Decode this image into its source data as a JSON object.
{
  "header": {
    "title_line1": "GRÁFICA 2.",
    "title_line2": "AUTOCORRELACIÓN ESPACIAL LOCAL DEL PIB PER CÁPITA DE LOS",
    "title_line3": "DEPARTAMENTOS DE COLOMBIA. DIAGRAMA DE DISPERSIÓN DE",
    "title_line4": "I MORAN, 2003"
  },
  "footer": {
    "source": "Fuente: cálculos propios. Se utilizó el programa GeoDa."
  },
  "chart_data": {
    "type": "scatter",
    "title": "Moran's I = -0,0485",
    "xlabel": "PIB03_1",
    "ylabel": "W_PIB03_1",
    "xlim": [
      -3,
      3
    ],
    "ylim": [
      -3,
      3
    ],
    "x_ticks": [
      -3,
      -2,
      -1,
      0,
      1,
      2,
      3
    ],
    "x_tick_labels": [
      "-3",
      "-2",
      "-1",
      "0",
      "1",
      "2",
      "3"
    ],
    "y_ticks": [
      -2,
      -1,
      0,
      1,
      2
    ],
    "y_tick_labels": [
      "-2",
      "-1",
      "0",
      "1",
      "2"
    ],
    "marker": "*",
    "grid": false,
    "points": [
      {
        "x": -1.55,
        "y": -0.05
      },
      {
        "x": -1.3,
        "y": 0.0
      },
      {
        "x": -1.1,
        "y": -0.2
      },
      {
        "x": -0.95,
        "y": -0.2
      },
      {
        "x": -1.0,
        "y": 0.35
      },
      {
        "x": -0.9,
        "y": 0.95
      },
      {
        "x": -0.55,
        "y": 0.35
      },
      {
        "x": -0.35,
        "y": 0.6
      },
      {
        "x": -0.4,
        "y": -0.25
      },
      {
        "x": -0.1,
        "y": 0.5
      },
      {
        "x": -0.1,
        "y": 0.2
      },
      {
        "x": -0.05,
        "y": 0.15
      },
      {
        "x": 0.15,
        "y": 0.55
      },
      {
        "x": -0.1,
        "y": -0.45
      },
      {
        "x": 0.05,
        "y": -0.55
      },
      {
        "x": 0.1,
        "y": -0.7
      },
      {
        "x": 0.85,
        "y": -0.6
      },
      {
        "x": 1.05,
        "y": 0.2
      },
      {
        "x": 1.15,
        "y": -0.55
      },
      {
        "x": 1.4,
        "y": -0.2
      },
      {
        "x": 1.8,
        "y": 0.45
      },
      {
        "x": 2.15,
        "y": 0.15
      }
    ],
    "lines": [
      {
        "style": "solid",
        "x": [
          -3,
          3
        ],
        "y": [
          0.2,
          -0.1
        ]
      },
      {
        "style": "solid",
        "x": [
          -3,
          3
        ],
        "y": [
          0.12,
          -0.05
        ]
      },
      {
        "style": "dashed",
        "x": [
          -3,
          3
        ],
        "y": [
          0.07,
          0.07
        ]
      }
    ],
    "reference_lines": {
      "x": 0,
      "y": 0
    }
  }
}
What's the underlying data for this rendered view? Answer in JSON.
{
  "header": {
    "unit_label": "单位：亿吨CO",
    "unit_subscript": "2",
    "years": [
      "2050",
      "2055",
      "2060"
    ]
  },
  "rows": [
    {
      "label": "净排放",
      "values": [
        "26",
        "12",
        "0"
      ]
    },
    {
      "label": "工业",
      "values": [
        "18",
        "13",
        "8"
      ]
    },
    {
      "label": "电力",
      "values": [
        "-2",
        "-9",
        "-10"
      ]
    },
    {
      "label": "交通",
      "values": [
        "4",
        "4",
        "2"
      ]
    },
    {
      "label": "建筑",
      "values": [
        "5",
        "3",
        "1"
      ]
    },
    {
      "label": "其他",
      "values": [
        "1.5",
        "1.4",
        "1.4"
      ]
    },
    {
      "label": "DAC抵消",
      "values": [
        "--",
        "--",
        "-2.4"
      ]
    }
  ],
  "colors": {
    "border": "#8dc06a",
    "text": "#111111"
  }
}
────────────────────
Reproduce the listing in full. Keep it exactly as written.

Decode this image into its source data as a JSON object.
{
  "header": {
    "title_line1": "GRÁFICA 2.",
    "title_line2": "AUTOCORRELACIÓN ESPACIAL LOCAL DEL PIB PER CÁPITA DE LOS",
    "title_line3": "DEPARTAMENTOS DE COLOMBIA. DIAGRAMA DE DISPERSIÓN DE",
    "title_line4": "I MORAN, 2003"
  },
  "footer": {
    "source": "Fuente: cálculos propios. Se utilizó el programa GeoDa."
  },
  "chart_data": {
    "type": "scatter",
    "title": "Moran's I = -0,0485",
    "xlabel": "PIB03_1",
    "ylabel": "W_PIB03_1",
    "xlim": [
      -3,
      3
    ],
    "ylim": [
      -3,
      3
    ],
    "x_ticks": [
      -3,
      -2,
      -1,
      0,
      1,
      2,
      3
    ],
    "x_tick_labels": [
      "-3",
      "-2",
      "-1",
      "0",
      "1",
      "2",
      "3"
    ],
    "y_ticks": [
      -2,
      -1,
      0,
      1,
      2
    ],
    "y_tick_labels": [
      "-2",
      "-1",
      "0",
      "1",
      "2"
    ],
    "marker": "*",
    "grid": false,
    "points": [
      {
        "x": -1.55,
        "y": -0.05
      },
      {
        "x": -1.3,
        "y": 0.0
      },
      {
        "x": -1.1,
        "y": -0.2
      },
      {
        "x": -0.95,
        "y": -0.2
      },
      {
        "x": -1.0,
        "y": 0.35
      },
      {
        "x": -0.9,
        "y": 0.95
      },
      {
        "x": -0.55,
        "y": 0.35
      },
      {
        "x": -0.35,
        "y": 0.6
      },
      {
        "x": -0.4,
        "y": -0.25
      },
      {
        "x": -0.1,
        "y": 0.5
      },
      {
        "x": -0.1,
        "y": 0.2
      },
      {
        "x": -0.05,
        "y": 0.15
      },
      {
        "x": 0.15,
        "y": 0.55
      },
      {
        "x": -0.1,
        "y": -0.45
      },
      {
        "x": 0.05,
        "y": -0.55
      },
      {
        "x": 0.1,
        "y": -0.7
      },
      {
        "x": 0.85,
        "y": -0.6
      },
      {
        "x": 1.05,
        "y": 0.2
      },
      {
        "x": 1.15,
        "y": -0.55
      },
      {
        "x": 1.4,
        "y": -0.2
      },
      {
        "x": 1.8,
        "y": 0.45
      },
      {
        "x": 2.15,
        "y": 0.15
      }
    ],
    "lines": [
      {
        "style": "solid",
        "x": [
          -3,
          3
        ],
        "y": [
          0.2,
          -0.1
        ]
      },
      {
        "style": "solid",
        "x": [
          -3,
          3
        ],
        "y": [
          0.12,
          -0.05
        ]
      },
      {
        "style": "dashed",
        "x": [
          -3,
          3
        ],
        "y": [
          0.07,
          0.07
        ]
      }
    ],
    "reference_lines": {
      "x": 0,
      "y": 0
    }
  }
}
What's the underlying data for this rendered view? Answer in JSON.
{
  "header": {
    "unit_label": "单位：亿吨CO",
    "unit_subscript": "2",
    "years": [
      "2050",
      "2055",
      "2060"
    ]
  },
  "rows": [
    {
      "label": "净排放",
      "values": [
        "26",
        "12",
        "0"
      ]
    },
    {
      "label": "工业",
      "values": [
        "18",
        "13",
        "8"
      ]
    },
    {
      "label": "电力",
      "values": [
        "-2",
        "-9",
        "-10"
      ]
    },
    {
      "label": "交通",
      "values": [
        "4",
        "4",
        "2"
      ]
    },
    {
      "label": "建筑",
      "values": [
        "5",
        "3",
        "1"
      ]
    },
    {
      "label": "其他",
      "values": [
        "1.5",
        "1.4",
        "1.4"
      ]
    },
    {
      "label": "DAC抵消",
      "values": [
        "--",
        "--",
        "-2.4"
      ]
    }
  ],
  "colors": {
    "border": "#8dc06a",
    "text": "#111111"
  }
}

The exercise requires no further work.